Stored data entries:
************
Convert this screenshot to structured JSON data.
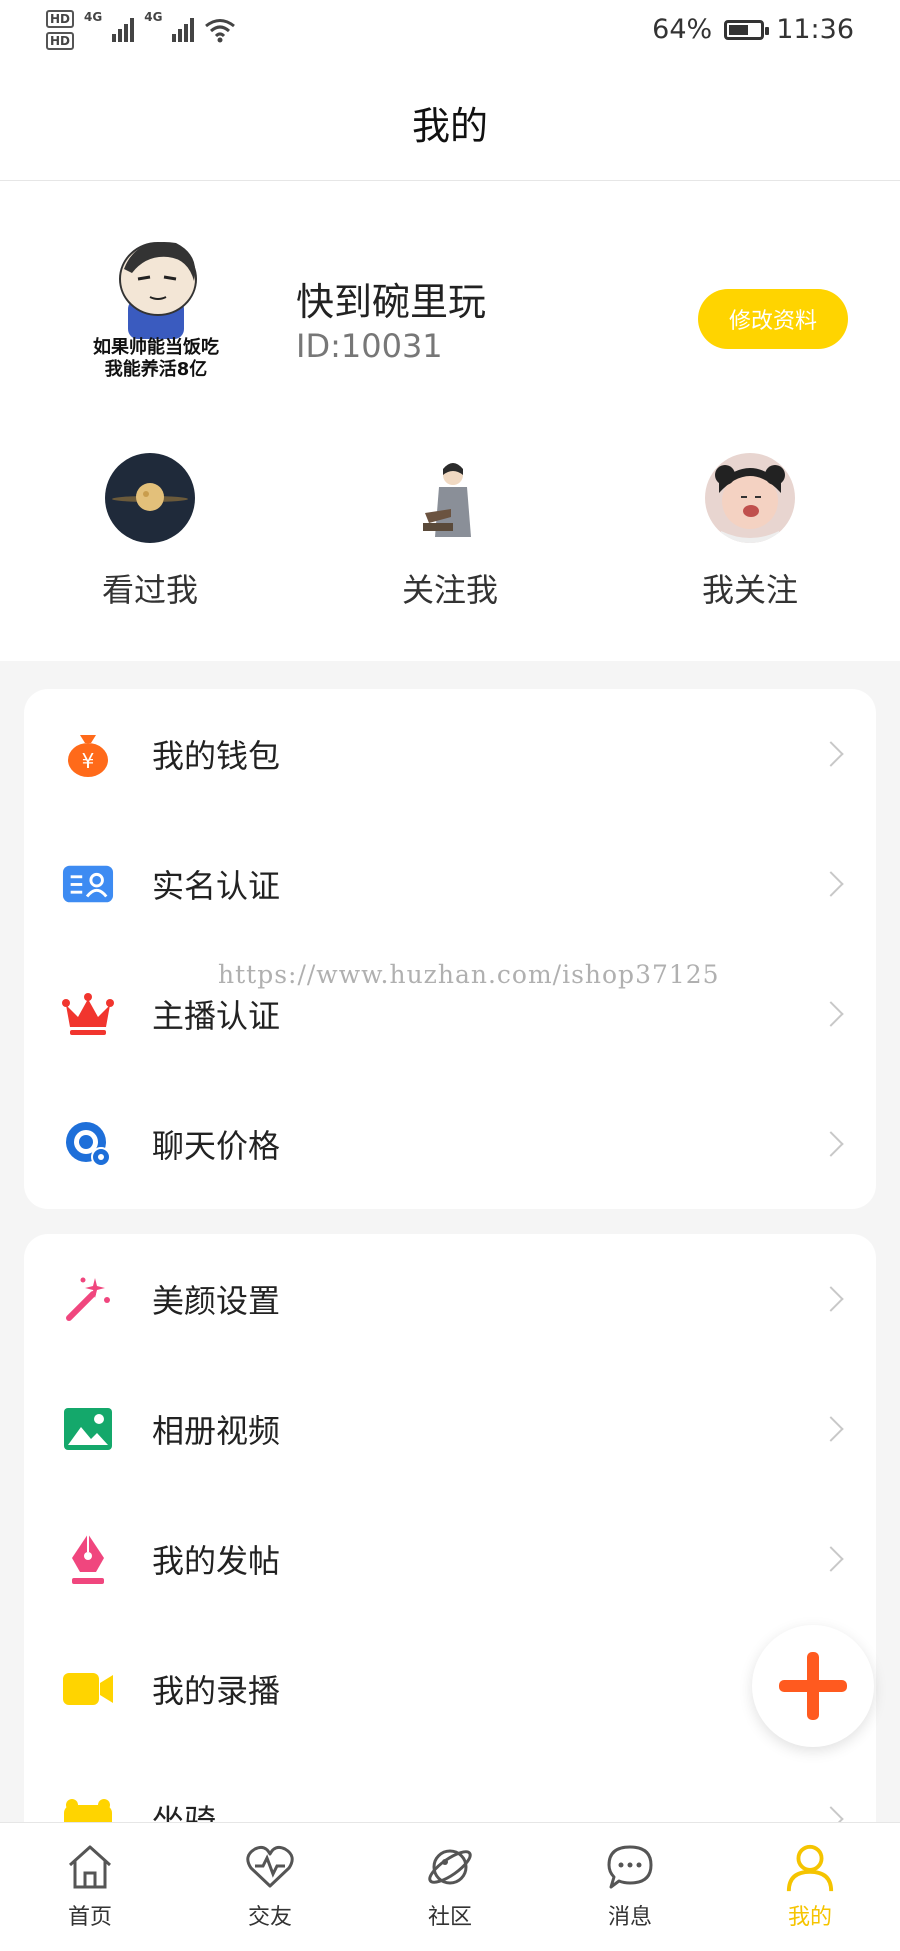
{
  "status_bar": {
    "hd1": "HD",
    "hd2": "HD",
    "net1": "4G",
    "net2": "4G",
    "battery": "64%",
    "battery_level": 0.64,
    "time": "11:36"
  },
  "header": {
    "title": "我的"
  },
  "profile": {
    "avatar_caption_1": "如果帅能当饭吃",
    "avatar_caption_2": "我能养活8亿",
    "username": "快到碗里玩",
    "id_text": "ID:10031",
    "edit_label": "修改资料"
  },
  "stats": [
    {
      "label": "看过我"
    },
    {
      "label": "关注我"
    },
    {
      "label": "我关注"
    }
  ],
  "menu_group_1": [
    {
      "label": "我的钱包",
      "icon": "money-bag-icon"
    },
    {
      "label": "实名认证",
      "icon": "id-card-icon"
    },
    {
      "label": "主播认证",
      "icon": "crown-icon"
    },
    {
      "label": "聊天价格",
      "icon": "chat-price-icon"
    }
  ],
  "menu_group_2": [
    {
      "label": "美颜设置",
      "icon": "magic-wand-icon"
    },
    {
      "label": "相册视频",
      "icon": "photo-album-icon"
    },
    {
      "label": "我的发帖",
      "icon": "pen-icon"
    },
    {
      "label": "我的录播",
      "icon": "video-camera-icon"
    },
    {
      "label": "坐骑",
      "icon": "mount-icon"
    }
  ],
  "watermark": "https://www.huzhan.com/ishop37125",
  "tabs": [
    {
      "label": "首页",
      "icon": "home-icon"
    },
    {
      "label": "交友",
      "icon": "heart-pulse-icon"
    },
    {
      "label": "社区",
      "icon": "planet-icon"
    },
    {
      "label": "消息",
      "icon": "message-icon"
    },
    {
      "label": "我的",
      "icon": "user-icon",
      "active": true
    }
  ],
  "colors": {
    "accent": "#ffd400",
    "active_tab": "#f5c400",
    "fab_plus": "#ff5a1f"
  }
}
************
**To be done:** Write the records out once more, exactly as they appear, with no pictures.

**Finished answer:**
Convert this screenshot to structured JSON data.
{
  "status_bar": {
    "hd1": "HD",
    "hd2": "HD",
    "net1": "4G",
    "net2": "4G",
    "battery": "64%",
    "battery_level": 0.64,
    "time": "11:36"
  },
  "header": {
    "title": "我的"
  },
  "profile": {
    "avatar_caption_1": "如果帅能当饭吃",
    "avatar_caption_2": "我能养活8亿",
    "username": "快到碗里玩",
    "id_text": "ID:10031",
    "edit_label": "修改资料"
  },
  "stats": [
    {
      "label": "看过我"
    },
    {
      "label": "关注我"
    },
    {
      "label": "我关注"
    }
  ],
  "menu_group_1": [
    {
      "label": "我的钱包",
      "icon": "money-bag-icon"
    },
    {
      "label": "实名认证",
      "icon": "id-card-icon"
    },
    {
      "label": "主播认证",
      "icon": "crown-icon"
    },
    {
      "label": "聊天价格",
      "icon": "chat-price-icon"
    }
  ],
  "menu_group_2": [
    {
      "label": "美颜设置",
      "icon": "magic-wand-icon"
    },
    {
      "label": "相册视频",
      "icon": "photo-album-icon"
    },
    {
      "label": "我的发帖",
      "icon": "pen-icon"
    },
    {
      "label": "我的录播",
      "icon": "video-camera-icon"
    },
    {
      "label": "坐骑",
      "icon": "mount-icon"
    }
  ],
  "watermark": "https://www.huzhan.com/ishop37125",
  "tabs": [
    {
      "label": "首页",
      "icon": "home-icon"
    },
    {
      "label": "交友",
      "icon": "heart-pulse-icon"
    },
    {
      "label": "社区",
      "icon": "planet-icon"
    },
    {
      "label": "消息",
      "icon": "message-icon"
    },
    {
      "label": "我的",
      "icon": "user-icon",
      "active": true
    }
  ],
  "colors": {
    "accent": "#ffd400",
    "active_tab": "#f5c400",
    "fab_plus": "#ff5a1f"
  }
}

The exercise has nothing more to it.